Stored data
────────────────
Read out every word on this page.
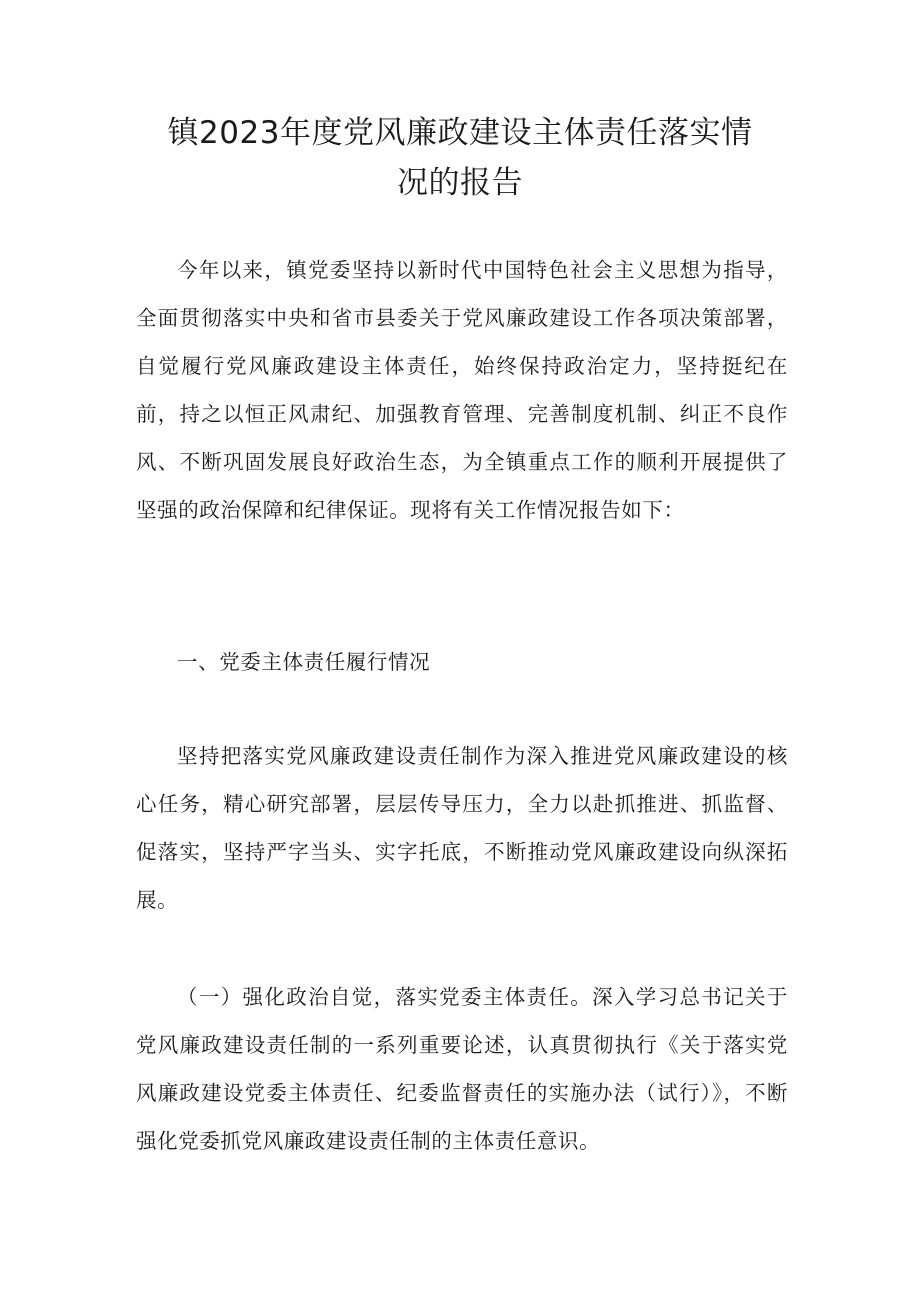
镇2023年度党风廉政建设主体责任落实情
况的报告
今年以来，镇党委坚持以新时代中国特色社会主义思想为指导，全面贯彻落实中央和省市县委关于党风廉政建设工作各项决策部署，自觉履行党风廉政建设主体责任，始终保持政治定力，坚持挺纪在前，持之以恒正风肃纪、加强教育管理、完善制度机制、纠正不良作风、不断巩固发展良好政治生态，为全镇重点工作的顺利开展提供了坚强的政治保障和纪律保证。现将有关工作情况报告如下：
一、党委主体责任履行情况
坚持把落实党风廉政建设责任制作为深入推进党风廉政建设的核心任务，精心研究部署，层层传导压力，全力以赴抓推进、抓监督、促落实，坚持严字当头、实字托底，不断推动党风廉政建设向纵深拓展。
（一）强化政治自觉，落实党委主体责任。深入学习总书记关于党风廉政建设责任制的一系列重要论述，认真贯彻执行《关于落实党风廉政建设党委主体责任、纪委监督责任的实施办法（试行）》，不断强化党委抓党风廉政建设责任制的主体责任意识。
────────────────
Without the pictures, write out every entry precisely as it appears.

Read out every word on this page.
镇2023年度党风廉政建设主体责任落实情
况的报告
今年以来，镇党委坚持以新时代中国特色社会主义思想为指导，全面贯彻落实中央和省市县委关于党风廉政建设工作各项决策部署，自觉履行党风廉政建设主体责任，始终保持政治定力，坚持挺纪在前，持之以恒正风肃纪、加强教育管理、完善制度机制、纠正不良作风、不断巩固发展良好政治生态，为全镇重点工作的顺利开展提供了坚强的政治保障和纪律保证。现将有关工作情况报告如下：
一、党委主体责任履行情况
坚持把落实党风廉政建设责任制作为深入推进党风廉政建设的核心任务，精心研究部署，层层传导压力，全力以赴抓推进、抓监督、促落实，坚持严字当头、实字托底，不断推动党风廉政建设向纵深拓展。
（一）强化政治自觉，落实党委主体责任。深入学习总书记关于党风廉政建设责任制的一系列重要论述，认真贯彻执行《关于落实党风廉政建设党委主体责任、纪委监督责任的实施办法（试行）》，不断强化党委抓党风廉政建设责任制的主体责任意识。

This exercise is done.